Show all lines that include the string "Samsung"; copy each one.

(begin)

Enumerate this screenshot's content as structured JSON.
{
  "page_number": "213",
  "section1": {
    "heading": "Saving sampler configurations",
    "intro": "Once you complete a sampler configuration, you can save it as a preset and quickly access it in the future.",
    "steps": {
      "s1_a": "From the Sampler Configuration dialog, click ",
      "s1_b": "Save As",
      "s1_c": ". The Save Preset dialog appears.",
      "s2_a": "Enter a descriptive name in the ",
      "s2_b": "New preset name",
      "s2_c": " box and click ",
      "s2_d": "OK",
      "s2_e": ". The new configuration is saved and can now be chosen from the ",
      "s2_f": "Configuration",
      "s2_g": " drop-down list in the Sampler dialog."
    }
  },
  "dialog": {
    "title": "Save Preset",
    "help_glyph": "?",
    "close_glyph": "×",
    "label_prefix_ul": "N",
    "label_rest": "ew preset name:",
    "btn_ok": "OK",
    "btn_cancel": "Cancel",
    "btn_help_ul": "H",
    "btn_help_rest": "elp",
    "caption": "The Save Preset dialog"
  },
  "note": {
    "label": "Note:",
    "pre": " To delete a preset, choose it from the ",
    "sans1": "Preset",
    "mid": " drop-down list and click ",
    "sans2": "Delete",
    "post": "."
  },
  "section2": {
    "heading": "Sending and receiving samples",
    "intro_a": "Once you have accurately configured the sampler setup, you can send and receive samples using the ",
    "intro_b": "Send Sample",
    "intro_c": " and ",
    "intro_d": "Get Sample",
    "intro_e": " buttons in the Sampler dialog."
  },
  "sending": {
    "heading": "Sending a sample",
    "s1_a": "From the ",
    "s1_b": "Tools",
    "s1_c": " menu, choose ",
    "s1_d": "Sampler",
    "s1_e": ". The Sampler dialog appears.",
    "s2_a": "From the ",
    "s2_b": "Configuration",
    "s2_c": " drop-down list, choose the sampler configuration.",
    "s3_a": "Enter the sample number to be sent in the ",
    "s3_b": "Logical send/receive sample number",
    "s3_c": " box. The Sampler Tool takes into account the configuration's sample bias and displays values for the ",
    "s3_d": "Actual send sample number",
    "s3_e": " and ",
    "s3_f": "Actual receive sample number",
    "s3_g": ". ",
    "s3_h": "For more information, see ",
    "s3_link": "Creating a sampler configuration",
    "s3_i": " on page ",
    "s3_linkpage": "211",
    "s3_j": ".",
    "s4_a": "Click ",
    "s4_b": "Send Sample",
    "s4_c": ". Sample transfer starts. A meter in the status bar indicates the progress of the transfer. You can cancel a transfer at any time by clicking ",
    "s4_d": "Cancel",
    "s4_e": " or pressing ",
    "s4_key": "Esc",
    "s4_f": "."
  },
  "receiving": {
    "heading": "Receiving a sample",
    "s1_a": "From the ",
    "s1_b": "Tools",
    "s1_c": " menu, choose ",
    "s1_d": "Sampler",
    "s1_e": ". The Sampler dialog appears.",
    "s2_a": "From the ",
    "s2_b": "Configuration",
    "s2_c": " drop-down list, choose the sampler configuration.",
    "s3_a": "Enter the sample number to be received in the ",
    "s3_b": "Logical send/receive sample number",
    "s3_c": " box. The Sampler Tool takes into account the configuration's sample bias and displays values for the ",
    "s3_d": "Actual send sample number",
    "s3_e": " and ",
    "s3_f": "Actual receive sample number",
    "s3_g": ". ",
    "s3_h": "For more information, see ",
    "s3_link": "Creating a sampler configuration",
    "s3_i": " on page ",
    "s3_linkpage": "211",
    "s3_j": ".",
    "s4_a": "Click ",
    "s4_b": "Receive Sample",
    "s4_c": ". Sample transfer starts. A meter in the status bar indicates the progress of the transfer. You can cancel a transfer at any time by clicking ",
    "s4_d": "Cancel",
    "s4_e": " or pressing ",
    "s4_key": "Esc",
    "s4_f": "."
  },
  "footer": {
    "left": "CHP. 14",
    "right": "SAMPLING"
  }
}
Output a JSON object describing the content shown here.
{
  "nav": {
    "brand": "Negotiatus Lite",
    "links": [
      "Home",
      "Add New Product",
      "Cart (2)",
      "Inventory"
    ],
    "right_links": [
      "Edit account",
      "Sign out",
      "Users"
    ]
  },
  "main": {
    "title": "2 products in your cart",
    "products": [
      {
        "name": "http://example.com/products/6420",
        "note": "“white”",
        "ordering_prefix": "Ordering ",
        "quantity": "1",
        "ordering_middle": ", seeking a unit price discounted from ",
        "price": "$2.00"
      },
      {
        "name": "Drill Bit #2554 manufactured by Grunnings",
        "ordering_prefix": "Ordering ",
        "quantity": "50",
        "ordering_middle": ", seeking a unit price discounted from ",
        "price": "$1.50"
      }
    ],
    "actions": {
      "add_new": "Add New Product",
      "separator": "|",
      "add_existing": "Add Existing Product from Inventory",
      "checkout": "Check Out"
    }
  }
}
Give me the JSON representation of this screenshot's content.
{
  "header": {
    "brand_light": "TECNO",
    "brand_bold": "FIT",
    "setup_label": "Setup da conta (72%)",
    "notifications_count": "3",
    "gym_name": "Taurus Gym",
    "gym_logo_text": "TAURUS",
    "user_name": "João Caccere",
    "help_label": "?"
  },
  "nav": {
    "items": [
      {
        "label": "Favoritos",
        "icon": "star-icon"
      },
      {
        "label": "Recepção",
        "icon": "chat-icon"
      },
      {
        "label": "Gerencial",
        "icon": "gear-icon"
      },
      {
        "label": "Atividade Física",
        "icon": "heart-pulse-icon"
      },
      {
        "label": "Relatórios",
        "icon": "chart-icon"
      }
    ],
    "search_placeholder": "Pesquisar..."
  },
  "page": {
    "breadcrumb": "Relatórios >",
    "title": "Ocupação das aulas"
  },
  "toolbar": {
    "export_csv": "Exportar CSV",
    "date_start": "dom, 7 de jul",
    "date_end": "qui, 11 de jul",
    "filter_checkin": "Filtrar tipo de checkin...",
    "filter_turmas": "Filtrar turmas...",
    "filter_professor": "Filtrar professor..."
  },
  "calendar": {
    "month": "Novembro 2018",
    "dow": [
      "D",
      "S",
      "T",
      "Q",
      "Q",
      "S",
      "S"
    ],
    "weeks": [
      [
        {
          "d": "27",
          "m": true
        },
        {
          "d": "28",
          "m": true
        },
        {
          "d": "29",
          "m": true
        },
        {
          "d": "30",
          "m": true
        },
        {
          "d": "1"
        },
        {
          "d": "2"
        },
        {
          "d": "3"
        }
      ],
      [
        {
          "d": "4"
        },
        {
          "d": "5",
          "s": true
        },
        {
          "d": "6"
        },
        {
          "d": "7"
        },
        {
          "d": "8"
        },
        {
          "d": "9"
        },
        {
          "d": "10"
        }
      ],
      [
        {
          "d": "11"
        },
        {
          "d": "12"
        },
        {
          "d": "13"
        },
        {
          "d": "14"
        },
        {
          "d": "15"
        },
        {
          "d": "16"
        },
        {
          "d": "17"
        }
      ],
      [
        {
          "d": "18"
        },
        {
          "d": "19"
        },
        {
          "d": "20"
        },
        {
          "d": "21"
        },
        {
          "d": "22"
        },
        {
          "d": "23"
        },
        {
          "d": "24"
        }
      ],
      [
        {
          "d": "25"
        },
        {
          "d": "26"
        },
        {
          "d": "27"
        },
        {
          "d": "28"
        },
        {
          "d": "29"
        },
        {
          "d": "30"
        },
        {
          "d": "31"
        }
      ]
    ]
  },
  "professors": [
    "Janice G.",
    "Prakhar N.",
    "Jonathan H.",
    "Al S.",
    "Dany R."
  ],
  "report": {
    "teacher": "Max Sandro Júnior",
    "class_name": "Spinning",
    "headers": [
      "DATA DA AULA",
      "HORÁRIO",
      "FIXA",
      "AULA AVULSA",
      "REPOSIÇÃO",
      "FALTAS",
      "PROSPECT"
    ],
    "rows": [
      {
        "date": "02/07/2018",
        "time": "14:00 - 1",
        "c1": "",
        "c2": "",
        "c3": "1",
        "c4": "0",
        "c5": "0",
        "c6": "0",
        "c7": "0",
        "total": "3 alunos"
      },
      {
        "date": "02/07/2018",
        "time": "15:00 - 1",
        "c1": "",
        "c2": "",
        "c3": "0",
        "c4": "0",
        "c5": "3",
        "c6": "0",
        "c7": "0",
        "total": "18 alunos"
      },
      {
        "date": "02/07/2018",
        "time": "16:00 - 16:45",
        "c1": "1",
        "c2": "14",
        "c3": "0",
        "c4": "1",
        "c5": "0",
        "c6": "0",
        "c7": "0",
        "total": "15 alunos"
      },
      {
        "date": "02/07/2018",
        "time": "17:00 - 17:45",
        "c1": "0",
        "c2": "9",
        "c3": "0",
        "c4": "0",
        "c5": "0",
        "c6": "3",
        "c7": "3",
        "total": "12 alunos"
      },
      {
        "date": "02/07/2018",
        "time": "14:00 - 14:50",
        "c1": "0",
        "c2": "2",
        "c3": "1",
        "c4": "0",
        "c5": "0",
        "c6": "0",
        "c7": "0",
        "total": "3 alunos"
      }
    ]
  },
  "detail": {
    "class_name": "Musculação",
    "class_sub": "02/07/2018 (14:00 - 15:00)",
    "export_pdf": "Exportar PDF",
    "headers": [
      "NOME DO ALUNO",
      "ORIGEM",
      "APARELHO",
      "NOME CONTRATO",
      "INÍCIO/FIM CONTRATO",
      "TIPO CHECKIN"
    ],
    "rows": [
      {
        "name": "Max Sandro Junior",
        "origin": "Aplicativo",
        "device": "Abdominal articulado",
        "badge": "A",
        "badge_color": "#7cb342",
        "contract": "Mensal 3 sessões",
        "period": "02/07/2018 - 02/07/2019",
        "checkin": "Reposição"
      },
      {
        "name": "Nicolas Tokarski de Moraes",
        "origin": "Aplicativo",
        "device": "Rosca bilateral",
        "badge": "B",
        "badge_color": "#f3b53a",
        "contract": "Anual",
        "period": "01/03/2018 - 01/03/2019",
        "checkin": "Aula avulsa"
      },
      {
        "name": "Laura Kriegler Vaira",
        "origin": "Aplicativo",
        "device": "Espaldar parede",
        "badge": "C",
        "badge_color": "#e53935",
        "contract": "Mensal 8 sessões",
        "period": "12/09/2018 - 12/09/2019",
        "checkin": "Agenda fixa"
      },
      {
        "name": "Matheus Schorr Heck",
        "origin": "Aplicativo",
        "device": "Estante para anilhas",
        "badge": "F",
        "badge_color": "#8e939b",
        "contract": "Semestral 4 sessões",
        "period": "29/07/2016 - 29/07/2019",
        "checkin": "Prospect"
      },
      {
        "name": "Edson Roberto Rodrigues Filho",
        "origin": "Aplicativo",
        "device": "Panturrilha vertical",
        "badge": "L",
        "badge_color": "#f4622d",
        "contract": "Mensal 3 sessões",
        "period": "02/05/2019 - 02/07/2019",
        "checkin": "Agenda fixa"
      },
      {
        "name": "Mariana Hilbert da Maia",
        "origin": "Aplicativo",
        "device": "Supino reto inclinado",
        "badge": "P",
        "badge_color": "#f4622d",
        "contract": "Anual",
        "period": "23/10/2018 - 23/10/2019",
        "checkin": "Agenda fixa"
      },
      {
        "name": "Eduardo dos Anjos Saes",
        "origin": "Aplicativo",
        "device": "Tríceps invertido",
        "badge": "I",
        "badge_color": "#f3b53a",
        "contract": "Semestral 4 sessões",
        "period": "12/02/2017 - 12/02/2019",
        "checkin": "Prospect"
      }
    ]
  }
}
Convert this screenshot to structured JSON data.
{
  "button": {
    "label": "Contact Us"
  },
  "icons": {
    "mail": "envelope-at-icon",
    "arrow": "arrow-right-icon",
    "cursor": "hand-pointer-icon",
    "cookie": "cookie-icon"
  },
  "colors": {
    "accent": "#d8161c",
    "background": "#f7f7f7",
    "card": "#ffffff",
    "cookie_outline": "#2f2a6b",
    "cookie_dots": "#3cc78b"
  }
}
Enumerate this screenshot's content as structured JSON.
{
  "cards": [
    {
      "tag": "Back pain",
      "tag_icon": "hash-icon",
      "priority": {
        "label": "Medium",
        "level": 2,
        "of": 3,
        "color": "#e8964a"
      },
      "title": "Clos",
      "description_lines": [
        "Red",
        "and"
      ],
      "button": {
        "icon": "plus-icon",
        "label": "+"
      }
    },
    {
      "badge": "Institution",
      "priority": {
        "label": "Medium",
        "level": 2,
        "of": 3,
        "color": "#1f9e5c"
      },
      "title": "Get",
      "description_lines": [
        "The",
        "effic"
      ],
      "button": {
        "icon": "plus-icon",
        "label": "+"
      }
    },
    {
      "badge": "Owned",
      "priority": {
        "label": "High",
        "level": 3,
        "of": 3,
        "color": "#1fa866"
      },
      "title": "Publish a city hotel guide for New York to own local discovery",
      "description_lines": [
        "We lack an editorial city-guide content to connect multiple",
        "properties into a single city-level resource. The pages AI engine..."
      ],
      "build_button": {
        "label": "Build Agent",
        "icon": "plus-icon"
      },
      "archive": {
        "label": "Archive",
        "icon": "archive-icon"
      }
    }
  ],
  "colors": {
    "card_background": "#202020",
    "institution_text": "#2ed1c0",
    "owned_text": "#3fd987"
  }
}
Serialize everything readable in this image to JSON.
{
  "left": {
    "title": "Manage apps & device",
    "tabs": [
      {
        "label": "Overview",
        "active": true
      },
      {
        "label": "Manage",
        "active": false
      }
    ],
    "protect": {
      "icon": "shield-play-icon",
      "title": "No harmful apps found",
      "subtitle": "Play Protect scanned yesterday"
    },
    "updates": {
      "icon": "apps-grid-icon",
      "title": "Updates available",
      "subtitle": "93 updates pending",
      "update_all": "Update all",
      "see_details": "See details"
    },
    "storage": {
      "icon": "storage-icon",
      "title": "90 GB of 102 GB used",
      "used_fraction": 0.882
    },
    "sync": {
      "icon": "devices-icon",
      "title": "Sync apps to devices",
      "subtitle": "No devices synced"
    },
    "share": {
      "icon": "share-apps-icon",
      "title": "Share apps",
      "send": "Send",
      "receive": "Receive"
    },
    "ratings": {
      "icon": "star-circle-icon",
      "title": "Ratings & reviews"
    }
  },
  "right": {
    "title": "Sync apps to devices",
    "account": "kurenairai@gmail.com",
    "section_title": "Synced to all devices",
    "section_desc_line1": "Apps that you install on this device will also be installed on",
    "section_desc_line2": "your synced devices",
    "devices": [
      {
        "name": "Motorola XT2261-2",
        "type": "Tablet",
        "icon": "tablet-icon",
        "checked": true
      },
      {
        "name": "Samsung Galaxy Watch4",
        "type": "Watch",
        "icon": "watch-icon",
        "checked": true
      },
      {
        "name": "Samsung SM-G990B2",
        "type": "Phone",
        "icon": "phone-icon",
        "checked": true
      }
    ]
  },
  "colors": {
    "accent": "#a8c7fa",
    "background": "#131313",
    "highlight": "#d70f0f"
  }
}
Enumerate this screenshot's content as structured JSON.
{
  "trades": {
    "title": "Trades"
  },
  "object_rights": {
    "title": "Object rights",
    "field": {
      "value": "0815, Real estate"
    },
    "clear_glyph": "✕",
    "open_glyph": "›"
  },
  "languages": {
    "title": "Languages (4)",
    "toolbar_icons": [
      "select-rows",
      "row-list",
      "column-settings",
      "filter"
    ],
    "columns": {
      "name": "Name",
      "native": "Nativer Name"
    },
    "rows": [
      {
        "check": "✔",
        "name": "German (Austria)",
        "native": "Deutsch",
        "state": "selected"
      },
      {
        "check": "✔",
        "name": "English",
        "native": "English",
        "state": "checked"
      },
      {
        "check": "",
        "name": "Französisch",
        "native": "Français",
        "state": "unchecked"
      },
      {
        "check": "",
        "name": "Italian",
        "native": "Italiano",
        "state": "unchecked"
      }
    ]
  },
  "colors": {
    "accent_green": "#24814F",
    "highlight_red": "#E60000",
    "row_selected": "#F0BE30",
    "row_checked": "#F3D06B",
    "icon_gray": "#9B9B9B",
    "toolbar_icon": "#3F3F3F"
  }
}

(end)

» **Exercise response**
        "name": "Samsung Galaxy Watch4",
        "name": "Samsung SM-G990B2",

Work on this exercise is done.